Tapping into auth events allows you to react to user flows in real time and trigger custom business logic. For example, you may want to capture data, synchronize your app's state, and personalize the user's experience. You can listen to and respond to events across the Auth lifecycle such as sign-in and sign-out. In this guide we will describe how you can listen to these auth events.

Before you begin, you will need:

  • An Amplify project with the Auth category configured
  • The Amplify libraries installed and configured

Expose hub events triggered in response to auth actions

You can use Amplify Hub with its built in Amplify Auth events to subscribe a listener using a publish-subscribe pattern and capture events between different parts of your application. The Amplify Auth category publishes in the auth channel when auth events such as signedIn or signedOut happen independent from your app code.

You can review the Amplify Hub guide to learn more.

Channels are logical group names that help you organize dispatching and listening. However, some channels are protected and cannot be used to publish custom events, and auth is one of these channels. Sending unexpected payloads to protected channels can have undesirable side effects such as impacting authentication flows. See the Amplify Hub guide for more protected channels.

§ **PROVIDED RECORDS**

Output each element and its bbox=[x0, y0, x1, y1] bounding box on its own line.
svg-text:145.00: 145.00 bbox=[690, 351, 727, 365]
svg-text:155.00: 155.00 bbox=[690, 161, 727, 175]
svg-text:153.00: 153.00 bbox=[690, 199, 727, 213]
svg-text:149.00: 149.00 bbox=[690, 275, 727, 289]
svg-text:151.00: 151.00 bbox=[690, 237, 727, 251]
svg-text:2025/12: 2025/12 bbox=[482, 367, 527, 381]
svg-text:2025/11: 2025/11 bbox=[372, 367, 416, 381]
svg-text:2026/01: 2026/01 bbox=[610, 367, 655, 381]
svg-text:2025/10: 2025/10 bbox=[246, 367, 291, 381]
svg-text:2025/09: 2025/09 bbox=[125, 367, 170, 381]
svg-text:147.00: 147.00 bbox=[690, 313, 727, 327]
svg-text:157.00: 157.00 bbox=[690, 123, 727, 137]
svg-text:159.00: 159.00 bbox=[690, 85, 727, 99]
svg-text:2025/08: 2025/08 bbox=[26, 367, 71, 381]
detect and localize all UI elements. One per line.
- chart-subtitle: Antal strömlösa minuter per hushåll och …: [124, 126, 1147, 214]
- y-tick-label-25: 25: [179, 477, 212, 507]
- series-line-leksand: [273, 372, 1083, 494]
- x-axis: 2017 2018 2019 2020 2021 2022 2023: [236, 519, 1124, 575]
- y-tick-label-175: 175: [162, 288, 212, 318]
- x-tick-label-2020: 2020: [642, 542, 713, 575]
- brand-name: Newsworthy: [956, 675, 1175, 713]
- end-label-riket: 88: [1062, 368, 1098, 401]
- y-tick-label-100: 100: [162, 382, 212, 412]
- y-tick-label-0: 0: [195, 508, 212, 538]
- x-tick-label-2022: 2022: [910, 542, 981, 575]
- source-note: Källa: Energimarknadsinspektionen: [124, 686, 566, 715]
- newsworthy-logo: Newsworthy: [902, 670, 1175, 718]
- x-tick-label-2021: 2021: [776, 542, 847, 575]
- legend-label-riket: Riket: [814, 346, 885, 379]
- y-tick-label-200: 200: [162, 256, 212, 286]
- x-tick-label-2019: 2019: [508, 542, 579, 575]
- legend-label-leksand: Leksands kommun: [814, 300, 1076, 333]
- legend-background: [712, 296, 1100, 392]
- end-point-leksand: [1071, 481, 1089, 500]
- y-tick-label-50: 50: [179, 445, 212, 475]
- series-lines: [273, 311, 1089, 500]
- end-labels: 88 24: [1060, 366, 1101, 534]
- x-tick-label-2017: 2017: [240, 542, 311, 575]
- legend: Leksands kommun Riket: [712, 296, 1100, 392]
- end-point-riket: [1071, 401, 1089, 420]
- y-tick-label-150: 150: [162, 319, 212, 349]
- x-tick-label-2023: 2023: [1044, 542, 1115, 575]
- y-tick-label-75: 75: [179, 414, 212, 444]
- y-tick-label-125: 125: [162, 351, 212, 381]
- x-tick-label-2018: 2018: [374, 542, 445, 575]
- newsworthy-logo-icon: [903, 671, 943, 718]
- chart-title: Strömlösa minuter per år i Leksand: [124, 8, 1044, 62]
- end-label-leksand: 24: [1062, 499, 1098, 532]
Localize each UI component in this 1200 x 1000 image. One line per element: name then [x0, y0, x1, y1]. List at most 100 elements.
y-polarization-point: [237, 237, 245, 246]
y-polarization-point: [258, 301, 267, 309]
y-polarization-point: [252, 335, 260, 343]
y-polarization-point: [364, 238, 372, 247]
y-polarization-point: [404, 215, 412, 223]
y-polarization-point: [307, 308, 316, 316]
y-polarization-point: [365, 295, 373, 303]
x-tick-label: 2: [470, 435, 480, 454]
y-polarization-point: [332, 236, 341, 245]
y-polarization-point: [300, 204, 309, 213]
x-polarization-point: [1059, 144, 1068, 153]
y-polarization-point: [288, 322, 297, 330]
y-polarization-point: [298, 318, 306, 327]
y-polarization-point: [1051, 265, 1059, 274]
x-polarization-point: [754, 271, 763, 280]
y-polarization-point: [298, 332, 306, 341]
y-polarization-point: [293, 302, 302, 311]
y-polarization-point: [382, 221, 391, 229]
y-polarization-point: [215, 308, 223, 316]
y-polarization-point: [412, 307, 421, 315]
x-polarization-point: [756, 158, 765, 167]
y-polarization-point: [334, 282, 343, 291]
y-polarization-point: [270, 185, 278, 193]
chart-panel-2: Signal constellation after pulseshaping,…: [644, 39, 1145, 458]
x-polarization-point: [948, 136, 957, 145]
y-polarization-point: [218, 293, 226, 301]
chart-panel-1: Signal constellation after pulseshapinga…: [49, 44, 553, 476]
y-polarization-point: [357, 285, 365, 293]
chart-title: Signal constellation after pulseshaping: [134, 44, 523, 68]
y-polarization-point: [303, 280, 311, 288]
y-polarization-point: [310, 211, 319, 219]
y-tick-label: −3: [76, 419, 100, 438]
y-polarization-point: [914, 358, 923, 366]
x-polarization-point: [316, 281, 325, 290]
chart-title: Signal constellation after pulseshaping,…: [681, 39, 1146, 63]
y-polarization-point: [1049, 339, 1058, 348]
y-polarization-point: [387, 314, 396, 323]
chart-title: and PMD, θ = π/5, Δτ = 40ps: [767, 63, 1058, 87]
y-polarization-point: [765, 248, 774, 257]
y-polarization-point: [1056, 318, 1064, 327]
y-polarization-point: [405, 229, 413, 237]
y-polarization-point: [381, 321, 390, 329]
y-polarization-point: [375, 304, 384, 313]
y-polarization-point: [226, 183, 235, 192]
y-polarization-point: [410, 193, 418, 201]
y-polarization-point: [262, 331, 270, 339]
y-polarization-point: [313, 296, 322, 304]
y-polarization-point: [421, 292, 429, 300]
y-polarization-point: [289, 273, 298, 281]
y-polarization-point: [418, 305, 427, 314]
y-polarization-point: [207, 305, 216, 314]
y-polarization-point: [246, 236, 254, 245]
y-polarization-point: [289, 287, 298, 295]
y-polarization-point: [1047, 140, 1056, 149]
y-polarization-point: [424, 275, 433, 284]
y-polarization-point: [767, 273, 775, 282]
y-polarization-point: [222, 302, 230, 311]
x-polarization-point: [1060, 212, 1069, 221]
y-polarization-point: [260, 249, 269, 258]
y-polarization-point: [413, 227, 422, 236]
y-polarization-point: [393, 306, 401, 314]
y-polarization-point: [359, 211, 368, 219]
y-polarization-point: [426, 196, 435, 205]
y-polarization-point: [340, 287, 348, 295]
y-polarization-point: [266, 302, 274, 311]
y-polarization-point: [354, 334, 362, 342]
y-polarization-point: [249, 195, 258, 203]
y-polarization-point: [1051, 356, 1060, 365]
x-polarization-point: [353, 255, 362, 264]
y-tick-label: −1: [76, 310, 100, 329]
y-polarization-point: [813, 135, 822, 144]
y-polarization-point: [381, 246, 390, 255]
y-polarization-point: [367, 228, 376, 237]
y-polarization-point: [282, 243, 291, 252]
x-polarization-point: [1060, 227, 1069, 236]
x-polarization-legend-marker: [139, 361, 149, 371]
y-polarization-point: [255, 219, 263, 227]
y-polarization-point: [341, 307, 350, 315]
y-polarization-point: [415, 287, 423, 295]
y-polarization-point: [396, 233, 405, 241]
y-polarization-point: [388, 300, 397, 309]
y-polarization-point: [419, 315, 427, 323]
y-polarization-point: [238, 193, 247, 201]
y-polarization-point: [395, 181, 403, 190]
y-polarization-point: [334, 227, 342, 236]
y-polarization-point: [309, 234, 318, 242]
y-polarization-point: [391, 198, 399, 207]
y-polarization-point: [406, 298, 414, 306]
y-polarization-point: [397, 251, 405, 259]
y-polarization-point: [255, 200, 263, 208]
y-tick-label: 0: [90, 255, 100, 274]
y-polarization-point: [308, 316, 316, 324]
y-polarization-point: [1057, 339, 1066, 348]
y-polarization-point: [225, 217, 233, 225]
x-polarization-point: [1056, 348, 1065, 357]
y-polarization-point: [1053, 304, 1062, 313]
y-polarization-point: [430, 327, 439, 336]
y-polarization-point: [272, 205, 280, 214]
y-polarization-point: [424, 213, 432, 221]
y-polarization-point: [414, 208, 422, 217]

§ **WORK INSTRUCTIONS**
Rewrite the part of the auth events guide that opens with the words containing "Expose hub events" and closes with "your app code.", replacing "publish-subscribe pattern" with "pub/sub model". The rows have nothing to do with the auth events guide.

§ **WORKED SOLUTION**
Expose hub events triggered in response to auth actions

You can use Amplify Hub with its built in Amplify Auth events to subscribe a listener using a pub/sub model and capture events between different parts of your application. The Amplify Auth category publishes in the auth channel when auth events such as signedIn or signedOut happen independent from your app code.